# [Collection entries]
((

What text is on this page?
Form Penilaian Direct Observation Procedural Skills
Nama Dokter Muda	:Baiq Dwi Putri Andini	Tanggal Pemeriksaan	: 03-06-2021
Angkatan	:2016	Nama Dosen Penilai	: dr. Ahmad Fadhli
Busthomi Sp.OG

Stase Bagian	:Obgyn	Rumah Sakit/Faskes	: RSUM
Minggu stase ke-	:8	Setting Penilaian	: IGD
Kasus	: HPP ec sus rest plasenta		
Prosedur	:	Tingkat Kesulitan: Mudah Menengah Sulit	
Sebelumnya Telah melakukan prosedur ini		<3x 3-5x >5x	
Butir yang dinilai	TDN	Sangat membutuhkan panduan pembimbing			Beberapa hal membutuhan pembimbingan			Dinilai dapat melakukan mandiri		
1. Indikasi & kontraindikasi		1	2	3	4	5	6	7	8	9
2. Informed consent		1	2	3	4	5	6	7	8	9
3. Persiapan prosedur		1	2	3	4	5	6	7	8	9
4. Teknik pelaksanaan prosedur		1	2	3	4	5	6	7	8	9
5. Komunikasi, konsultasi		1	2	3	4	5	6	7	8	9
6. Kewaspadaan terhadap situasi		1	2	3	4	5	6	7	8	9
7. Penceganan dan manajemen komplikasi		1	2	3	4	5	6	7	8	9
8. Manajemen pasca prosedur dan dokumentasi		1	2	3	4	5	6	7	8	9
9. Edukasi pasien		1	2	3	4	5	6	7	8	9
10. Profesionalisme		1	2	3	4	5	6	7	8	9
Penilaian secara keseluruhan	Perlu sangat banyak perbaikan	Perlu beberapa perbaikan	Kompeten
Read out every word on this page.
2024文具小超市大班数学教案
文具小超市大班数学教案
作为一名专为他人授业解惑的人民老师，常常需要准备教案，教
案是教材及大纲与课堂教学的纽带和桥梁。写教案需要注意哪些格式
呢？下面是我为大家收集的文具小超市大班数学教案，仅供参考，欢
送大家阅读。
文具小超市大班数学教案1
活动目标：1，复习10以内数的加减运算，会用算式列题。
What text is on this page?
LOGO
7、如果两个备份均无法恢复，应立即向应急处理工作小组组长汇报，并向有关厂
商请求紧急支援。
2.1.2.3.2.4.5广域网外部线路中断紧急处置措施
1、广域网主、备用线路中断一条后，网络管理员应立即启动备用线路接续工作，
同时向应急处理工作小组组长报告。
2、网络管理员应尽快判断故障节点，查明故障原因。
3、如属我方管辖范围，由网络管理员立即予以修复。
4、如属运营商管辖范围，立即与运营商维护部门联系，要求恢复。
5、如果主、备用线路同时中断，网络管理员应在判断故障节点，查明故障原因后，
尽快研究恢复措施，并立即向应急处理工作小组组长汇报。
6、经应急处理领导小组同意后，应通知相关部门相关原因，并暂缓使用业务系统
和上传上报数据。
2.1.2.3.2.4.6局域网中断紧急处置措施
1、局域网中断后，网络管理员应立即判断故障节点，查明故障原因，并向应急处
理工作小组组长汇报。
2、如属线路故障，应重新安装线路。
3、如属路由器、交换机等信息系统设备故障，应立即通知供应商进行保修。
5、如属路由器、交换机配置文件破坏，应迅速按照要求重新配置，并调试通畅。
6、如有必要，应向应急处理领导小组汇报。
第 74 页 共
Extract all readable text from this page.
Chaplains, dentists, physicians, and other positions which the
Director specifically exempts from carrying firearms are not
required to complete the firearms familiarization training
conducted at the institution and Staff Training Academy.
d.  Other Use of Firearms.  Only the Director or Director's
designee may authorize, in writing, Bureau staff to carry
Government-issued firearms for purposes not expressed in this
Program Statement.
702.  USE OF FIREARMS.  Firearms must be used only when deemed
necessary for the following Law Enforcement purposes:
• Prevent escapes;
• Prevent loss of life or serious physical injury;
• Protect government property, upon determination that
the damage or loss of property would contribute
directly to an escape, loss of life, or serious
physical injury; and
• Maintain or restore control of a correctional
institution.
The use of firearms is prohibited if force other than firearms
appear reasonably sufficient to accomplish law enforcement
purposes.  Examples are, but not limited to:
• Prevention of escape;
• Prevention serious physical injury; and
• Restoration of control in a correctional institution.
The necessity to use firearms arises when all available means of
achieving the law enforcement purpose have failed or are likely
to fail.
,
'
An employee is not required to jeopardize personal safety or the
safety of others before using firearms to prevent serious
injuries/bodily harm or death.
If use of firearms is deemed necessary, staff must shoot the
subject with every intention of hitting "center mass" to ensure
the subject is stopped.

))

# [STATED EXERCISE]
Make an exact copy of the material above.

# [ANSWER TO THIS PROBLEM]
What text is on this page?
Form Penilaian Direct Observation Procedural Skills
Nama Dokter Muda	:Baiq Dwi Putri Andini	Tanggal Pemeriksaan	: 03-06-2021
Angkatan	:2016	Nama Dosen Penilai	: dr. Ahmad Fadhli
Busthomi Sp.OG

Stase Bagian	:Obgyn	Rumah Sakit/Faskes	: RSUM
Minggu stase ke-	:8	Setting Penilaian	: IGD
Kasus	: HPP ec sus rest plasenta		
Prosedur	:	Tingkat Kesulitan: Mudah Menengah Sulit	
Sebelumnya Telah melakukan prosedur ini		<3x 3-5x >5x	
Butir yang dinilai	TDN	Sangat membutuhkan panduan pembimbing			Beberapa hal membutuhan pembimbingan			Dinilai dapat melakukan mandiri		
1. Indikasi & kontraindikasi		1	2	3	4	5	6	7	8	9
2. Informed consent		1	2	3	4	5	6	7	8	9
3. Persiapan prosedur		1	2	3	4	5	6	7	8	9
4. Teknik pelaksanaan prosedur		1	2	3	4	5	6	7	8	9
5. Komunikasi, konsultasi		1	2	3	4	5	6	7	8	9
6. Kewaspadaan terhadap situasi		1	2	3	4	5	6	7	8	9
7. Penceganan dan manajemen komplikasi		1	2	3	4	5	6	7	8	9
8. Manajemen pasca prosedur dan dokumentasi		1	2	3	4	5	6	7	8	9
9. Edukasi pasien		1	2	3	4	5	6	7	8	9
10. Profesionalisme		1	2	3	4	5	6	7	8	9
Penilaian secara keseluruhan	Perlu sangat banyak perbaikan	Perlu beberapa perbaikan	Kompeten
Read out every word on this page.
2024文具小超市大班数学教案
文具小超市大班数学教案
作为一名专为他人授业解惑的人民老师，常常需要准备教案，教
案是教材及大纲与课堂教学的纽带和桥梁。写教案需要注意哪些格式
呢？下面是我为大家收集的文具小超市大班数学教案，仅供参考，欢
送大家阅读。
文具小超市大班数学教案1
活动目标：1，复习10以内数的加减运算，会用算式列题。
What text is on this page?
LOGO
7、如果两个备份均无法恢复，应立即向应急处理工作小组组长汇报，并向有关厂
商请求紧急支援。
2.1.2.3.2.4.5广域网外部线路中断紧急处置措施
1、广域网主、备用线路中断一条后，网络管理员应立即启动备用线路接续工作，
同时向应急处理工作小组组长报告。
2、网络管理员应尽快判断故障节点，查明故障原因。
3、如属我方管辖范围，由网络管理员立即予以修复。
4、如属运营商管辖范围，立即与运营商维护部门联系，要求恢复。
5、如果主、备用线路同时中断，网络管理员应在判断故障节点，查明故障原因后，
尽快研究恢复措施，并立即向应急处理工作小组组长汇报。
6、经应急处理领导小组同意后，应通知相关部门相关原因，并暂缓使用业务系统
和上传上报数据。
2.1.2.3.2.4.6局域网中断紧急处置措施
1、局域网中断后，网络管理员应立即判断故障节点，查明故障原因，并向应急处
理工作小组组长汇报。
2、如属线路故障，应重新安装线路。
3、如属路由器、交换机等信息系统设备故障，应立即通知供应商进行保修。
5、如属路由器、交换机配置文件破坏，应迅速按照要求重新配置，并调试通畅。
6、如有必要，应向应急处理领导小组汇报。
第 74 页 共
Extract all readable text from this page.
Chaplains, dentists, physicians, and other positions which the
Director specifically exempts from carrying firearms are not
required to complete the firearms familiarization training
conducted at the institution and Staff Training Academy.
d.  Other Use of Firearms.  Only the Director or Director's
designee may authorize, in writing, Bureau staff to carry
Government-issued firearms for purposes not expressed in this
Program Statement.
702.  USE OF FIREARMS.  Firearms must be used only when deemed
necessary for the following Law Enforcement purposes:
• Prevent escapes;
• Prevent loss of life or serious physical injury;
• Protect government property, upon determination that
the damage or loss of property would contribute
directly to an escape, loss of life, or serious
physical injury; and
• Maintain or restore control of a correctional
institution.
The use of firearms is prohibited if force other than firearms
appear reasonably sufficient to accomplish law enforcement
purposes.  Examples are, but not limited to:
• Prevention of escape;
• Prevention serious physical injury; and
• Restoration of control in a correctional institution.
The necessity to use firearms arises when all available means of
achieving the law enforcement purpose have failed or are likely
to fail.
,
'
An employee is not required to jeopardize personal safety or the
safety of others before using firearms to prevent serious
injuries/bodily harm or death.
If use of firearms is deemed necessary, staff must shoot the
subject with every intention of hitting "center mass" to ensure
the subject is stopped.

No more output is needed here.